WHAT TO PRODUCE:
From the entries below, copy out every line with "rich" in it.

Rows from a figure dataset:
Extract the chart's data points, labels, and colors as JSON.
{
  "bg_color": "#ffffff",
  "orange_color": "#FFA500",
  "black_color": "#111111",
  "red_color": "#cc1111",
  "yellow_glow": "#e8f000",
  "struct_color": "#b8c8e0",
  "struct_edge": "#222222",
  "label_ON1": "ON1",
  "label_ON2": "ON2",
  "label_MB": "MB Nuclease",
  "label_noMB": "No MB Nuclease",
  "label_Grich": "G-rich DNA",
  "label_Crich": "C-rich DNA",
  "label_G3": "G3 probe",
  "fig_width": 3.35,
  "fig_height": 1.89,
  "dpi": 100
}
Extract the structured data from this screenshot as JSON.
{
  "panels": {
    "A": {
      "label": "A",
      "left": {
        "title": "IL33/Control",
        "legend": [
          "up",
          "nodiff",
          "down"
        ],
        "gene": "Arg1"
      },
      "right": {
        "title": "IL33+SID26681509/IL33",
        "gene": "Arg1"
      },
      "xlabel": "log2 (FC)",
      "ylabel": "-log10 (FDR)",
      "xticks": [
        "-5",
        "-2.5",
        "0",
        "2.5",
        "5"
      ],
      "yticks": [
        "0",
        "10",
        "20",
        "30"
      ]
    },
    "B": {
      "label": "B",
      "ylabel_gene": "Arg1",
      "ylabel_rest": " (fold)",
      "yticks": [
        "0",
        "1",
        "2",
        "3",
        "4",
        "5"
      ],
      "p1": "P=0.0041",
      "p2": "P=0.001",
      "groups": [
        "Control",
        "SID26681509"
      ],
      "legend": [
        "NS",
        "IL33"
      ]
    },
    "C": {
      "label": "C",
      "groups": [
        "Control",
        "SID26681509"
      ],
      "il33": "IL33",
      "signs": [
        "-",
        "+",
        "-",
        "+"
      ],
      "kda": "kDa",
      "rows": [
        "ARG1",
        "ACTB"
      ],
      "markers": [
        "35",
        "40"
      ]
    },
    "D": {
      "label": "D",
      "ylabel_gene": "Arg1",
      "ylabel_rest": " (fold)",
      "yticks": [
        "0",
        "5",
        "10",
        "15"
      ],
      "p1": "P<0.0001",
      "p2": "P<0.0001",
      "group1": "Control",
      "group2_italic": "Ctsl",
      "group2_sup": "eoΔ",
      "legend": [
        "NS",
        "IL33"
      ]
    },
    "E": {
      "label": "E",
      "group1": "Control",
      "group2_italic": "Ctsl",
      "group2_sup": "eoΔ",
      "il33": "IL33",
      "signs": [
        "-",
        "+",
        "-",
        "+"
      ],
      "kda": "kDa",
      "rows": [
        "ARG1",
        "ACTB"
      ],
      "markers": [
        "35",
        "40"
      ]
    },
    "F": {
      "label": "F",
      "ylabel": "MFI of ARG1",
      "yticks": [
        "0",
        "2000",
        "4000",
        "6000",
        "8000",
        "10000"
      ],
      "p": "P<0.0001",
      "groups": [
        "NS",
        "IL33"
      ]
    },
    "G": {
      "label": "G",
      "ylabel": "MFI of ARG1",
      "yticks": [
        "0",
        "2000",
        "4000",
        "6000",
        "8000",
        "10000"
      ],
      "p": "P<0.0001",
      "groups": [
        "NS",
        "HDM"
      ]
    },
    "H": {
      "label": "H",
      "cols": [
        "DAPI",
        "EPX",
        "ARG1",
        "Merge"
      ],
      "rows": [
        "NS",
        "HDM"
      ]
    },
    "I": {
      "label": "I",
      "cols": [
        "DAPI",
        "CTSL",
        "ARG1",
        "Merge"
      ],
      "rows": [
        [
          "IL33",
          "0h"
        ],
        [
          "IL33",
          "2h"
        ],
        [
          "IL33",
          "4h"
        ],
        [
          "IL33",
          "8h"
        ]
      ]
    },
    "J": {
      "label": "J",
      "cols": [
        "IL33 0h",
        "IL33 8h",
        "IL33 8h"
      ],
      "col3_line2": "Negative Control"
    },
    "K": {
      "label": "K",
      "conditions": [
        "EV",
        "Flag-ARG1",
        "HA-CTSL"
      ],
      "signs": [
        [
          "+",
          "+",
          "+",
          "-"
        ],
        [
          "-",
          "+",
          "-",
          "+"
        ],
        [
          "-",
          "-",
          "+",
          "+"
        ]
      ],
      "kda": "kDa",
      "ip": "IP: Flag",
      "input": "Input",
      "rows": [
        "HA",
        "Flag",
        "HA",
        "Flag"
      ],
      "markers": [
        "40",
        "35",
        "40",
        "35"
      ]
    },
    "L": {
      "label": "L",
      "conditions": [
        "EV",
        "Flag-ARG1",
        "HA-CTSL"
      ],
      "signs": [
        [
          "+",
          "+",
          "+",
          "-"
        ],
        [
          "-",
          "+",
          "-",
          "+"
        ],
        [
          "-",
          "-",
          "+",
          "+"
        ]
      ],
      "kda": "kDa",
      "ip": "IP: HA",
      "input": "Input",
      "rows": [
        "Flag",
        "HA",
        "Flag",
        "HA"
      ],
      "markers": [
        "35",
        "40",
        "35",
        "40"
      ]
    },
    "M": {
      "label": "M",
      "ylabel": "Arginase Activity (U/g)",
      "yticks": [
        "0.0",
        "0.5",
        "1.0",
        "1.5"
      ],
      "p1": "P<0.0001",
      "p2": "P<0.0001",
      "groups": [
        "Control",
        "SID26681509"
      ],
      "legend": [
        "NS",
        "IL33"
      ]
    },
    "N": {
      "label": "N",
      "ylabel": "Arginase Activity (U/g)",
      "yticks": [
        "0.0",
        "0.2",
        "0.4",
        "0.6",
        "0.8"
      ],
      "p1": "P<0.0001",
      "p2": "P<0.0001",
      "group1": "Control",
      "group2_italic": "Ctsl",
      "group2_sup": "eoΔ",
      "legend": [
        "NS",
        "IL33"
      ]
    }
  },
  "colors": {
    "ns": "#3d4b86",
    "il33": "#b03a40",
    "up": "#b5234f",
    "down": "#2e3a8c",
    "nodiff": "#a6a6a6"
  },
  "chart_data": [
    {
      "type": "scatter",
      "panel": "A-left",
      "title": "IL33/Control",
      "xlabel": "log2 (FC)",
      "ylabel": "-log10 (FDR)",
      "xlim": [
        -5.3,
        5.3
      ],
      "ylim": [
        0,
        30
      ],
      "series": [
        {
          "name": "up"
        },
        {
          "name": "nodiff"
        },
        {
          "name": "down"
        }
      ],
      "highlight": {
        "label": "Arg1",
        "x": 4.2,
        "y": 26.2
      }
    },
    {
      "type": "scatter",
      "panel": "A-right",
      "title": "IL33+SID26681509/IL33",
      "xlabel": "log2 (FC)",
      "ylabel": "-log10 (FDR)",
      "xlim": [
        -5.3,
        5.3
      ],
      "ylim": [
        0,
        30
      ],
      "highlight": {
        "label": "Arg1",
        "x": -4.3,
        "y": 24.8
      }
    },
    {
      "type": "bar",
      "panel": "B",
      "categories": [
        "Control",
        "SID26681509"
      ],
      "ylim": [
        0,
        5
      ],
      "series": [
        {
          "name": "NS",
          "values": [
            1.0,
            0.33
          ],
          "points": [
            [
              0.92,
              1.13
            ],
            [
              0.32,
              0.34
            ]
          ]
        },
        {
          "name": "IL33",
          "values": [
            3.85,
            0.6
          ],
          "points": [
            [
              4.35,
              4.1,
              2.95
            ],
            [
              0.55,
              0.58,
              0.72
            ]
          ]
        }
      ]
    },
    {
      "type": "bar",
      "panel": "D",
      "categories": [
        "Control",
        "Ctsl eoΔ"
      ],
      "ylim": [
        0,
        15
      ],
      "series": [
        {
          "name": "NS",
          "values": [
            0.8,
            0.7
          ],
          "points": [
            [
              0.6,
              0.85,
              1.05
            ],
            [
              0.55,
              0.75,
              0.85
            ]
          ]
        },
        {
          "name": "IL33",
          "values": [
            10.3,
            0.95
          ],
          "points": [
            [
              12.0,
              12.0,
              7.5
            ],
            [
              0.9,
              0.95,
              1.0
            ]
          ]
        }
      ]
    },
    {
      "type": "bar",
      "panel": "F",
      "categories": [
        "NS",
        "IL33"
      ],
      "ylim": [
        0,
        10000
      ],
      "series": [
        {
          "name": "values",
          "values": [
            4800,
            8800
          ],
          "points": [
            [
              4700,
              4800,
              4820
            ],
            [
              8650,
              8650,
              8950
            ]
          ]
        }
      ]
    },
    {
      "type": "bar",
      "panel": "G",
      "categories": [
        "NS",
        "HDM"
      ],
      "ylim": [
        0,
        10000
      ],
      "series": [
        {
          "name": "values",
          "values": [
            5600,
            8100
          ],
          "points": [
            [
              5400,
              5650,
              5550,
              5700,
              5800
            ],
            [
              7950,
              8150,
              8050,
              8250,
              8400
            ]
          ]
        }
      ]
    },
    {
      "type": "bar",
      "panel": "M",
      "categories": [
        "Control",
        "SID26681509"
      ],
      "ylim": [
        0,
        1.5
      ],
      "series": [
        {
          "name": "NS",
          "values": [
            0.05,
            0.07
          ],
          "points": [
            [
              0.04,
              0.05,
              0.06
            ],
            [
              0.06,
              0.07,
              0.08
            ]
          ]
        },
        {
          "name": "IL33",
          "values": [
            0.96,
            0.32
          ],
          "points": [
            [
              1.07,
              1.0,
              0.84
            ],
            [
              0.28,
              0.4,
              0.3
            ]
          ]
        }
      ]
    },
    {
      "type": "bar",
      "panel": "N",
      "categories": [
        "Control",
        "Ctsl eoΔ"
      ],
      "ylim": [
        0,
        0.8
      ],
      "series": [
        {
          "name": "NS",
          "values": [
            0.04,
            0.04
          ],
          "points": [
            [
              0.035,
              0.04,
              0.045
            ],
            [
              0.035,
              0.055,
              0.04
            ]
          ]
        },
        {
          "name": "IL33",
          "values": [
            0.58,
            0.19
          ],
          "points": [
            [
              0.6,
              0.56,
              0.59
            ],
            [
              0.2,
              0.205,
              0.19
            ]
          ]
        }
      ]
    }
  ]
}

ANSWER:
  "label_Grich": "G-rich DNA",
  "label_Crich": "C-rich DNA",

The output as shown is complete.